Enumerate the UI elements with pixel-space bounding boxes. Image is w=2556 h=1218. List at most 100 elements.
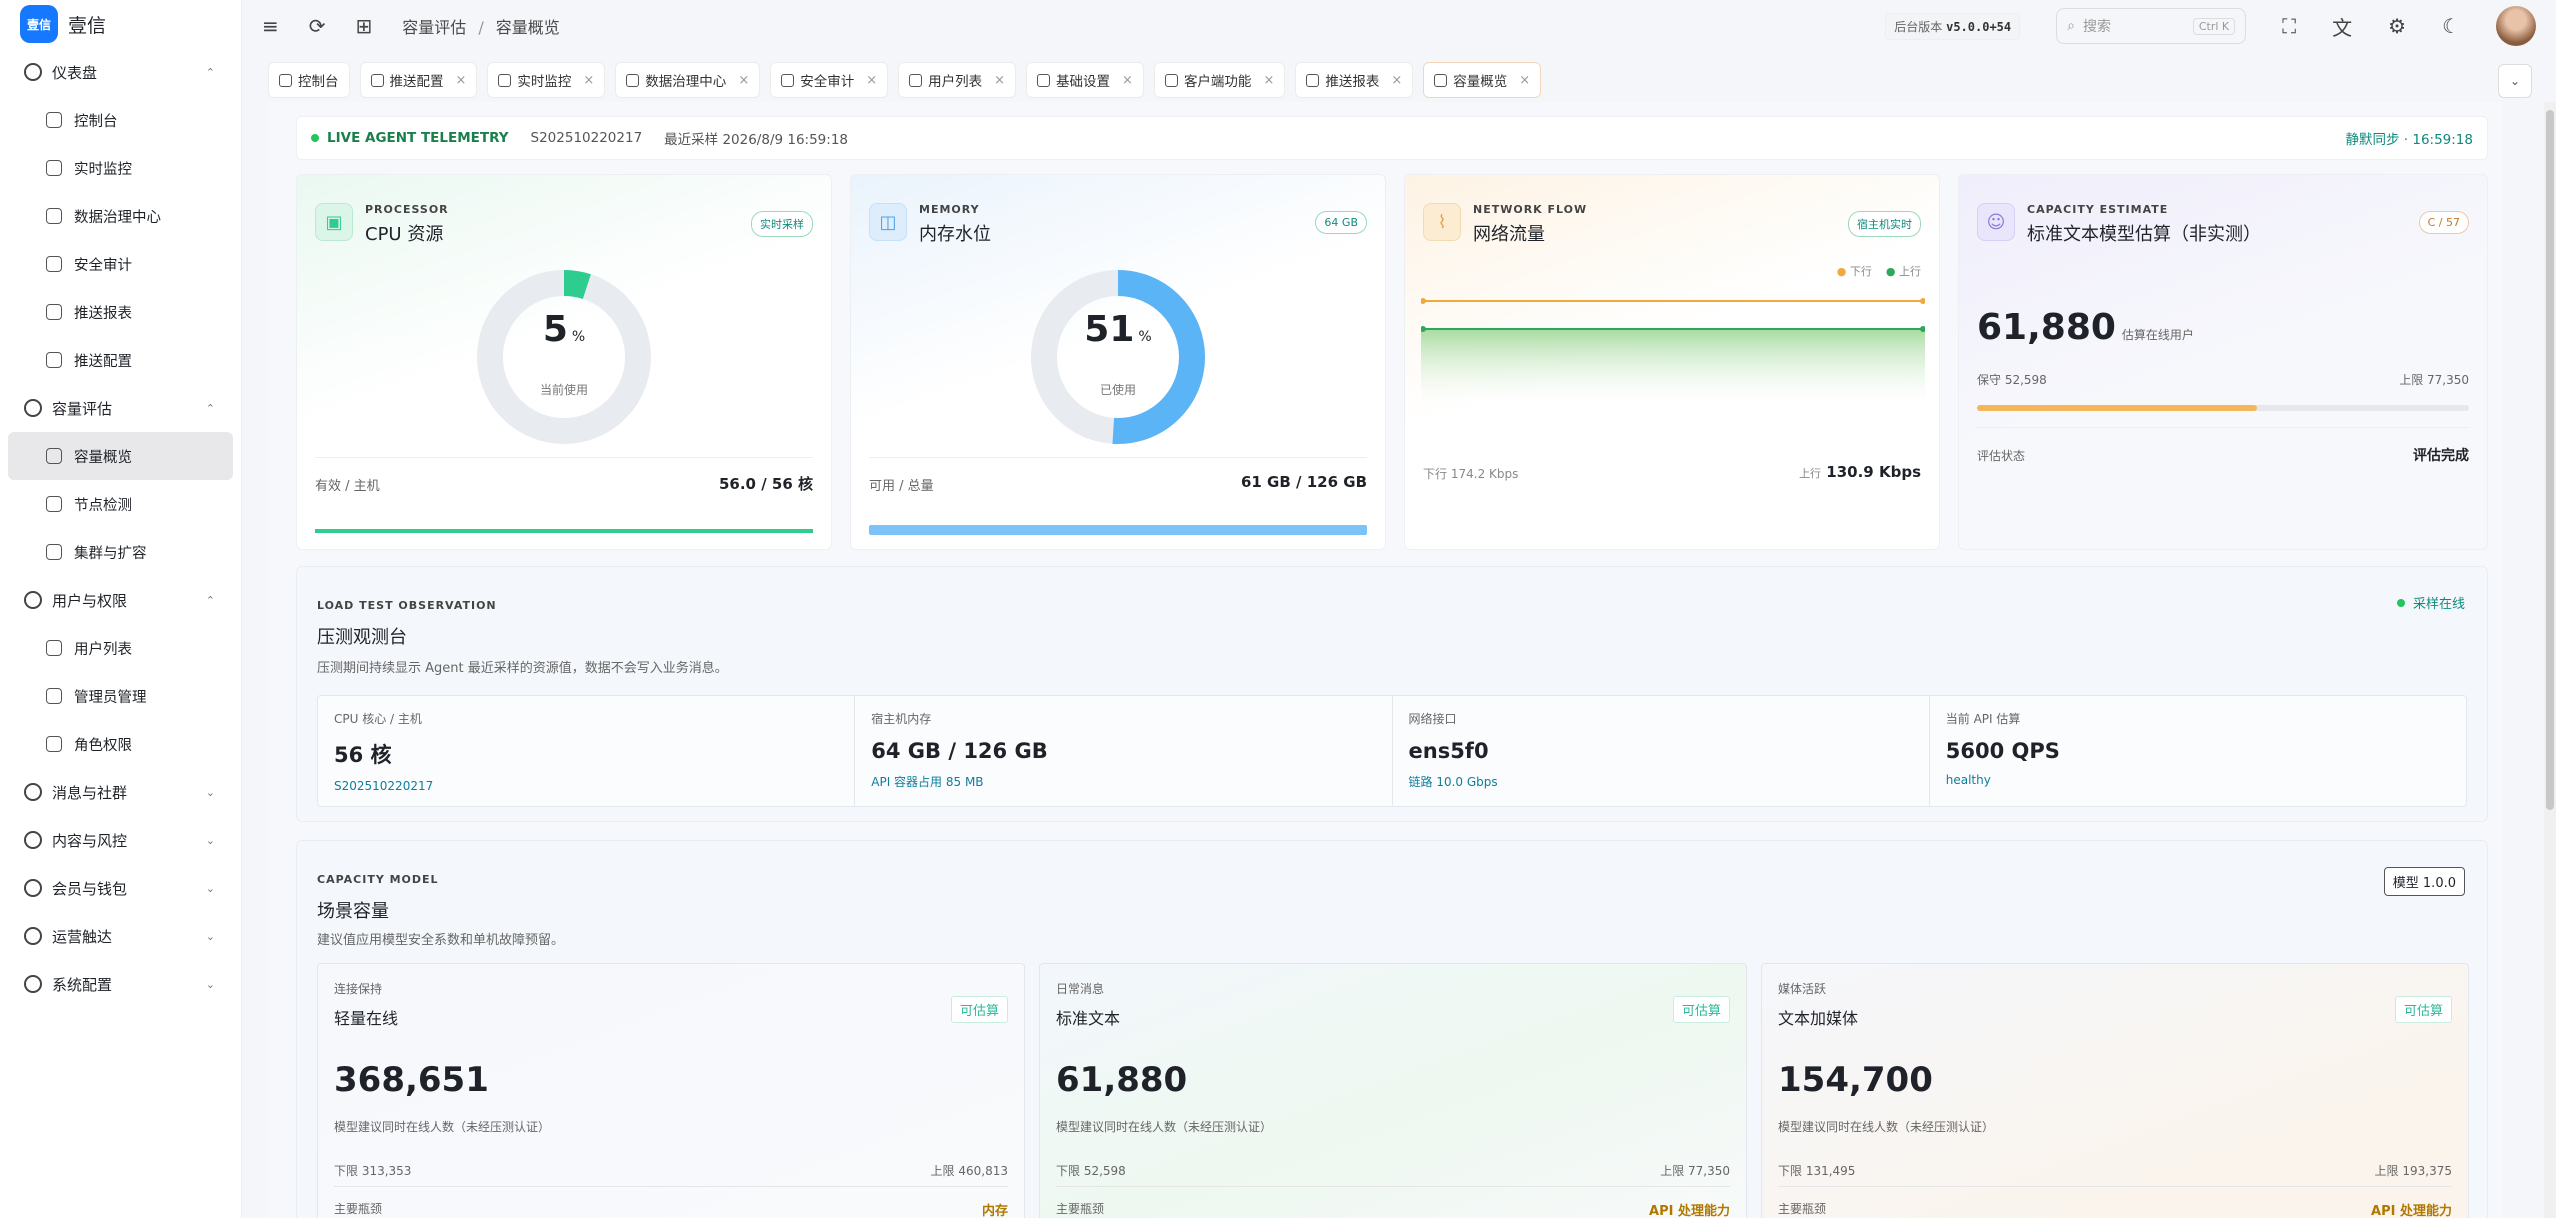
search-input[interactable]: ⌕ 搜索 Ctrl K <box>2056 8 2247 44</box>
sidebar-item-label: 容量概览 <box>74 449 132 466</box>
network-chart <box>1421 298 1925 411</box>
tab-bar-end: ⌄ <box>2498 62 2532 98</box>
memory-progress-bar <box>869 525 1367 535</box>
tab-item[interactable]: 安全审计 × <box>770 62 889 98</box>
sidebar-item[interactable]: 容量概览 <box>8 432 233 480</box>
chevron-up-icon: ⌃ <box>205 65 215 79</box>
translate-icon[interactable]: 文 <box>2332 15 2353 40</box>
tab-label: 推送配置 <box>389 74 444 90</box>
sidebar-item[interactable]: 实时监控 <box>0 144 241 192</box>
gear-icon <box>1037 73 1051 87</box>
live-dot <box>311 134 319 142</box>
memory-percent: 51% <box>1030 309 1206 350</box>
sidebar-item-label: 数据治理中心 <box>74 209 161 226</box>
breadcrumb-parent[interactable]: 容量评估 <box>402 18 467 37</box>
nav-group-message[interactable]: 消息与社群 ⌄ <box>0 768 241 816</box>
nav-group-user[interactable]: 用户与权限 ⌃ <box>0 576 241 624</box>
sidebar-item[interactable]: 推送配置 <box>0 336 241 384</box>
legend-down: ● 下行 <box>1837 263 1872 279</box>
stat-value: 5600 QPS <box>1945 739 2060 763</box>
download-value: 174.2 Kbps <box>1450 467 1519 481</box>
scenario-value: 61,880 <box>1056 1060 1188 1100</box>
capacity-high: 上限 77,350 <box>2399 373 2469 387</box>
tabs-dropdown-button[interactable]: ⌄ <box>2498 64 2532 98</box>
app-logo[interactable]: 壹信 壹信 <box>0 0 241 48</box>
scrollbar[interactable] <box>2544 102 2556 1218</box>
tab-item[interactable]: 用户列表 × <box>898 62 1017 98</box>
fullscreen-icon[interactable]: ⛶ <box>2282 14 2297 38</box>
sidebar-item[interactable]: 管理员管理 <box>0 672 241 720</box>
stat-cell: 当前 API 估算 5600 QPS healthy <box>1930 696 2466 806</box>
sidebar-item[interactable]: 数据治理中心 <box>0 192 241 240</box>
cpu-title: CPU 资源 <box>365 224 444 245</box>
nav-group-send[interactable]: 运营触达 ⌄ <box>0 912 241 960</box>
sidebar-item[interactable]: 安全审计 <box>0 240 241 288</box>
search-shortcut: Ctrl K <box>2192 17 2236 35</box>
sidebar-item[interactable]: 角色权限 <box>0 720 241 768</box>
bottleneck-value: API 处理能力 <box>2371 1204 2452 1218</box>
stat-sub: S202510220217 <box>334 779 434 793</box>
settings-icon[interactable]: ⚙ <box>2388 14 2407 38</box>
scenario-kind: 日常消息 <box>1056 982 1105 996</box>
scenario-name: 标准文本 <box>1056 1009 1121 1028</box>
cpu-foot-value: 56.0 / 56 核 <box>718 475 813 493</box>
nav-group-store[interactable]: 会员与钱包 ⌄ <box>0 864 241 912</box>
close-icon[interactable]: × <box>1122 72 1133 88</box>
close-icon[interactable]: × <box>1519 72 1531 88</box>
cpu-donut: 5% 当前使用 <box>476 269 652 445</box>
sidebar-item-label: 节点检测 <box>74 497 132 514</box>
nav-group-label: 仪表盘 <box>52 63 98 82</box>
tab-item[interactable]: 推送配置 × <box>359 62 478 98</box>
upload-point <box>1920 326 1925 332</box>
tab-item[interactable]: 数据治理中心 × <box>615 62 761 98</box>
refresh-icon[interactable]: ⟳ <box>308 14 326 38</box>
close-icon[interactable]: × <box>1391 72 1403 88</box>
chevron-down-icon: ⌄ <box>205 929 215 943</box>
sidebar-item[interactable]: 集群与扩容 <box>0 528 241 576</box>
menu-toggle-icon[interactable]: ≡ <box>262 14 279 38</box>
scenario-kind: 媒体活跃 <box>1778 982 1827 996</box>
sidebar-item[interactable]: 用户列表 <box>0 624 241 672</box>
sidebar-item[interactable]: 推送报表 <box>0 288 241 336</box>
chart-icon <box>46 304 62 320</box>
status-dot <box>2396 598 2405 607</box>
sidebar-nav: 仪表盘 ⌃ 控制台 实时监控数据治理中心安全审计 推送报表 推送配置 容量评估 ⌃ 容量概览节点… <box>0 48 241 1008</box>
network-card-header: NETWORK FLOW 网络流量 <box>1473 203 1587 246</box>
close-icon[interactable]: × <box>455 72 467 88</box>
sidebar-item[interactable]: 节点检测 <box>0 480 241 528</box>
close-icon[interactable]: × <box>866 72 878 88</box>
tab-label: 数据治理中心 <box>645 74 727 90</box>
nav-group-gauge[interactable]: 容量评估 ⌃ <box>0 384 241 432</box>
tab-item[interactable]: 实时监控 × <box>487 62 606 98</box>
capacity-title: 标准文本模型估算（非实测） <box>2027 224 2261 245</box>
avatar[interactable] <box>2496 6 2536 46</box>
nav-group-gear[interactable]: 系统配置 ⌄ <box>0 960 241 1008</box>
tab-item[interactable]: 客户端功能 × <box>1153 62 1286 98</box>
tab-item[interactable]: 控制台 <box>268 62 350 98</box>
close-icon[interactable]: × <box>583 72 595 88</box>
scrollbar-thumb[interactable] <box>2546 110 2554 810</box>
divider <box>1977 427 2469 428</box>
close-icon[interactable]: × <box>994 72 1006 88</box>
users-icon: ☺ <box>1977 203 2015 241</box>
upload-label: 上行 <box>1799 467 1822 480</box>
close-icon[interactable]: × <box>738 72 750 88</box>
capacity-value-label: 估算在线用户 <box>2121 328 2194 342</box>
sidebar-item[interactable]: 控制台 <box>0 96 241 144</box>
tab-item[interactable]: 容量概览 × <box>1423 62 1542 98</box>
close-icon[interactable]: × <box>1263 72 1275 88</box>
scenario-hint: 模型建议同时在线人数（未经压测认证） <box>1778 1120 1995 1134</box>
scenario-name: 轻量在线 <box>334 1009 399 1028</box>
tab-item[interactable]: 推送报表 × <box>1295 62 1414 98</box>
gauge-icon <box>1434 73 1448 87</box>
server-icon <box>46 496 62 512</box>
message-icon <box>24 783 42 801</box>
dark-mode-icon[interactable]: ☾ <box>2442 14 2460 38</box>
tab-item[interactable]: 基础设置 × <box>1026 62 1144 98</box>
apps-grid-icon[interactable]: ⊞ <box>355 14 373 38</box>
nav-group-shield-check[interactable]: 内容与风控 ⌄ <box>0 816 241 864</box>
nav-group-dashboard[interactable]: 仪表盘 ⌃ <box>0 48 241 96</box>
nav-group-label: 消息与社群 <box>52 783 128 802</box>
shield-lock-icon <box>46 736 62 752</box>
model-version-button[interactable]: 模型 1.0.0 <box>2383 867 2465 896</box>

= = =

## TASK DESCRIPTION
Rewrite the lines of the data from the one containing "search-input[interactable]: ⌕ 搜索" through the one containing "memory-progress-bar <box>869 525", inclusive, changing "network-chart" to "traffic-chart" and leaving everything else as it is.

## COMPLETE OUTPUT
search-input[interactable]: ⌕ 搜索 Ctrl K <box>2056 8 2247 44</box>
sidebar-item-label: 容量概览 <box>74 449 132 466</box>
traffic-chart <box>1421 298 1925 411</box>
tab-bar-end: ⌄ <box>2498 62 2532 98</box>
memory-progress-bar <box>869 525 1367 535</box>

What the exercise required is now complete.